Work to complete:
Write out every entry exactly as it appears.

━━ Given entries

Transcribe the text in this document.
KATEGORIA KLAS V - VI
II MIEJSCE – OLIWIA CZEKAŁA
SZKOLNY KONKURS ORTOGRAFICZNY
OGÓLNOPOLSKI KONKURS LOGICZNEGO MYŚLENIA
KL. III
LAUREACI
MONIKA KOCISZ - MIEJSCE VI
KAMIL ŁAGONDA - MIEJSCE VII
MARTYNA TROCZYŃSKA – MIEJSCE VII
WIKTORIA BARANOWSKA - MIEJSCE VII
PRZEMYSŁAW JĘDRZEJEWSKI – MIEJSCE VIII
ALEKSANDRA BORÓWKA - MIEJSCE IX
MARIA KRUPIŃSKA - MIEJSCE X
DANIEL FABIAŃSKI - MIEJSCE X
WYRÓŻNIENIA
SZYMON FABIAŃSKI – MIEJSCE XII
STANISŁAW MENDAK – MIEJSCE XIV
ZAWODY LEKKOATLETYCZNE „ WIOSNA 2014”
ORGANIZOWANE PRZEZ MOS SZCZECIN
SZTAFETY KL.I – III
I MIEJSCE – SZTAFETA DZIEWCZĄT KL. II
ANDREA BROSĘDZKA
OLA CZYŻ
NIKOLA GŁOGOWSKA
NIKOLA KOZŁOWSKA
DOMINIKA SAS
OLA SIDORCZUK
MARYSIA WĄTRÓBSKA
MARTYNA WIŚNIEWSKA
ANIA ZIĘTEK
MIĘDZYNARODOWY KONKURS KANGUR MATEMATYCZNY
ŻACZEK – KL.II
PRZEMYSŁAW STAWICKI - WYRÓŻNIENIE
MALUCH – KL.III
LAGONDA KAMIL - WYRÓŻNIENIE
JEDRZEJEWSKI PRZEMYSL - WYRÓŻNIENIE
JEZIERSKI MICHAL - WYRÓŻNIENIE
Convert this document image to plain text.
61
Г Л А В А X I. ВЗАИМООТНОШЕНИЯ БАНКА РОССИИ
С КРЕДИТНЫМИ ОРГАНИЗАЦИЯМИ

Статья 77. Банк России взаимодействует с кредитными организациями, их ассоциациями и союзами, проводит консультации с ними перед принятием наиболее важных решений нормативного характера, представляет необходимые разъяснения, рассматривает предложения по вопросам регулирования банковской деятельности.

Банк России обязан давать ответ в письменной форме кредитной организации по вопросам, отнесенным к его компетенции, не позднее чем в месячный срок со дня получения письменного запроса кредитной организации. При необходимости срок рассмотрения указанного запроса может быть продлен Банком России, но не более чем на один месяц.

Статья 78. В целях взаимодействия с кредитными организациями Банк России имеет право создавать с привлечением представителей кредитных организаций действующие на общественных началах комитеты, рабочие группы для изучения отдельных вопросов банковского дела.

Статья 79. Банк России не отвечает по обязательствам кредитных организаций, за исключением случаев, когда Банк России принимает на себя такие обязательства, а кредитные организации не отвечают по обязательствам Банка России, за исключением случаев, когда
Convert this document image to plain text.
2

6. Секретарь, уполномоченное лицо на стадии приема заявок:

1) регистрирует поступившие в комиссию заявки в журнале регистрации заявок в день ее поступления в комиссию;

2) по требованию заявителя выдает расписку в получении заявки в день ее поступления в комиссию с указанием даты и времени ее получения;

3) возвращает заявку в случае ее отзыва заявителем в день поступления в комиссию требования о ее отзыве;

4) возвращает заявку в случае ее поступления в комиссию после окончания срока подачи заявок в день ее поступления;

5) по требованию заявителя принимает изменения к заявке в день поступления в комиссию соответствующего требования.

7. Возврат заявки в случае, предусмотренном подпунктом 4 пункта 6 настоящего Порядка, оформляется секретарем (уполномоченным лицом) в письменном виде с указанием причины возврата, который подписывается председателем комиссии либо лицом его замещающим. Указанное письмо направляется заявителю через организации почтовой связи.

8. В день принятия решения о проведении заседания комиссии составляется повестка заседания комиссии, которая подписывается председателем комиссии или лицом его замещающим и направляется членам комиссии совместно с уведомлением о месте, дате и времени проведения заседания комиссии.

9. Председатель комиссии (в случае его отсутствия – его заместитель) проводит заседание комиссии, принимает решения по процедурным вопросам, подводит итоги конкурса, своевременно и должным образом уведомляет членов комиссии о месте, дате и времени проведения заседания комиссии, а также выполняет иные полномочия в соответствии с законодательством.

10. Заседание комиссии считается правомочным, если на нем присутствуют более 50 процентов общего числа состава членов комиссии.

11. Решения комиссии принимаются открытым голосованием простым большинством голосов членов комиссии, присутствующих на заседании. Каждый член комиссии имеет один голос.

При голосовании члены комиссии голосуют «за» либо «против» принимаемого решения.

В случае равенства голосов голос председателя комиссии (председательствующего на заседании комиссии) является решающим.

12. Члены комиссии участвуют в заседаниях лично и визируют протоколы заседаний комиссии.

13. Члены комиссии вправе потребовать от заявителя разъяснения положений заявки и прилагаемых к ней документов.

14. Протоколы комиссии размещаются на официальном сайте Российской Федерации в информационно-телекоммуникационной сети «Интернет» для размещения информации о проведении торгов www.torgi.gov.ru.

━━━━

Exercise solution:
Transcribe the text in this document.
KATEGORIA KLAS V - VI
II MIEJSCE – OLIWIA CZEKAŁA
SZKOLNY KONKURS ORTOGRAFICZNY
OGÓLNOPOLSKI KONKURS LOGICZNEGO MYŚLENIA
KL. III
LAUREACI
MONIKA KOCISZ - MIEJSCE VI
KAMIL ŁAGONDA - MIEJSCE VII
MARTYNA TROCZYŃSKA – MIEJSCE VII
WIKTORIA BARANOWSKA - MIEJSCE VII
PRZEMYSŁAW JĘDRZEJEWSKI – MIEJSCE VIII
ALEKSANDRA BORÓWKA - MIEJSCE IX
MARIA KRUPIŃSKA - MIEJSCE X
DANIEL FABIAŃSKI - MIEJSCE X
WYRÓŻNIENIA
SZYMON FABIAŃSKI – MIEJSCE XII
STANISŁAW MENDAK – MIEJSCE XIV
ZAWODY LEKKOATLETYCZNE „ WIOSNA 2014”
ORGANIZOWANE PRZEZ MOS SZCZECIN
SZTAFETY KL.I – III
I MIEJSCE – SZTAFETA DZIEWCZĄT KL. II
ANDREA BROSĘDZKA
OLA CZYŻ
NIKOLA GŁOGOWSKA
NIKOLA KOZŁOWSKA
DOMINIKA SAS
OLA SIDORCZUK
MARYSIA WĄTRÓBSKA
MARTYNA WIŚNIEWSKA
ANIA ZIĘTEK
MIĘDZYNARODOWY KONKURS KANGUR MATEMATYCZNY
ŻACZEK – KL.II
PRZEMYSŁAW STAWICKI - WYRÓŻNIENIE
MALUCH – KL.III
LAGONDA KAMIL - WYRÓŻNIENIE
JEDRZEJEWSKI PRZEMYSL - WYRÓŻNIENIE
JEZIERSKI MICHAL - WYRÓŻNIENIE
Convert this document image to plain text.
61
Г Л А В А X I. ВЗАИМООТНОШЕНИЯ БАНКА РОССИИ
С КРЕДИТНЫМИ ОРГАНИЗАЦИЯМИ

Статья 77. Банк России взаимодействует с кредитными организациями, их ассоциациями и союзами, проводит консультации с ними перед принятием наиболее важных решений нормативного характера, представляет необходимые разъяснения, рассматривает предложения по вопросам регулирования банковской деятельности.

Банк России обязан давать ответ в письменной форме кредитной организации по вопросам, отнесенным к его компетенции, не позднее чем в месячный срок со дня получения письменного запроса кредитной организации. При необходимости срок рассмотрения указанного запроса может быть продлен Банком России, но не более чем на один месяц.

Статья 78. В целях взаимодействия с кредитными организациями Банк России имеет право создавать с привлечением представителей кредитных организаций действующие на общественных началах комитеты, рабочие группы для изучения отдельных вопросов банковского дела.

Статья 79. Банк России не отвечает по обязательствам кредитных организаций, за исключением случаев, когда Банк России принимает на себя такие обязательства, а кредитные организации не отвечают по обязательствам Банка России, за исключением случаев, когда
Convert this document image to plain text.
2

6. Секретарь, уполномоченное лицо на стадии приема заявок:

1) регистрирует поступившие в комиссию заявки в журнале регистрации заявок в день ее поступления в комиссию;

2) по требованию заявителя выдает расписку в получении заявки в день ее поступления в комиссию с указанием даты и времени ее получения;

3) возвращает заявку в случае ее отзыва заявителем в день поступления в комиссию требования о ее отзыве;

4) возвращает заявку в случае ее поступления в комиссию после окончания срока подачи заявок в день ее поступления;

5) по требованию заявителя принимает изменения к заявке в день поступления в комиссию соответствующего требования.

7. Возврат заявки в случае, предусмотренном подпунктом 4 пункта 6 настоящего Порядка, оформляется секретарем (уполномоченным лицом) в письменном виде с указанием причины возврата, который подписывается председателем комиссии либо лицом его замещающим. Указанное письмо направляется заявителю через организации почтовой связи.

8. В день принятия решения о проведении заседания комиссии составляется повестка заседания комиссии, которая подписывается председателем комиссии или лицом его замещающим и направляется членам комиссии совместно с уведомлением о месте, дате и времени проведения заседания комиссии.

9. Председатель комиссии (в случае его отсутствия – его заместитель) проводит заседание комиссии, принимает решения по процедурным вопросам, подводит итоги конкурса, своевременно и должным образом уведомляет членов комиссии о месте, дате и времени проведения заседания комиссии, а также выполняет иные полномочия в соответствии с законодательством.

10. Заседание комиссии считается правомочным, если на нем присутствуют более 50 процентов общего числа состава членов комиссии.

11. Решения комиссии принимаются открытым голосованием простым большинством голосов членов комиссии, присутствующих на заседании. Каждый член комиссии имеет один голос.

При голосовании члены комиссии голосуют «за» либо «против» принимаемого решения.

В случае равенства голосов голос председателя комиссии (председательствующего на заседании комиссии) является решающим.

12. Члены комиссии участвуют в заседаниях лично и визируют протоколы заседаний комиссии.

13. Члены комиссии вправе потребовать от заявителя разъяснения положений заявки и прилагаемых к ней документов.

14. Протоколы комиссии размещаются на официальном сайте Российской Федерации в информационно-телекоммуникационной сети «Интернет» для размещения информации о проведении торгов www.torgi.gov.ru.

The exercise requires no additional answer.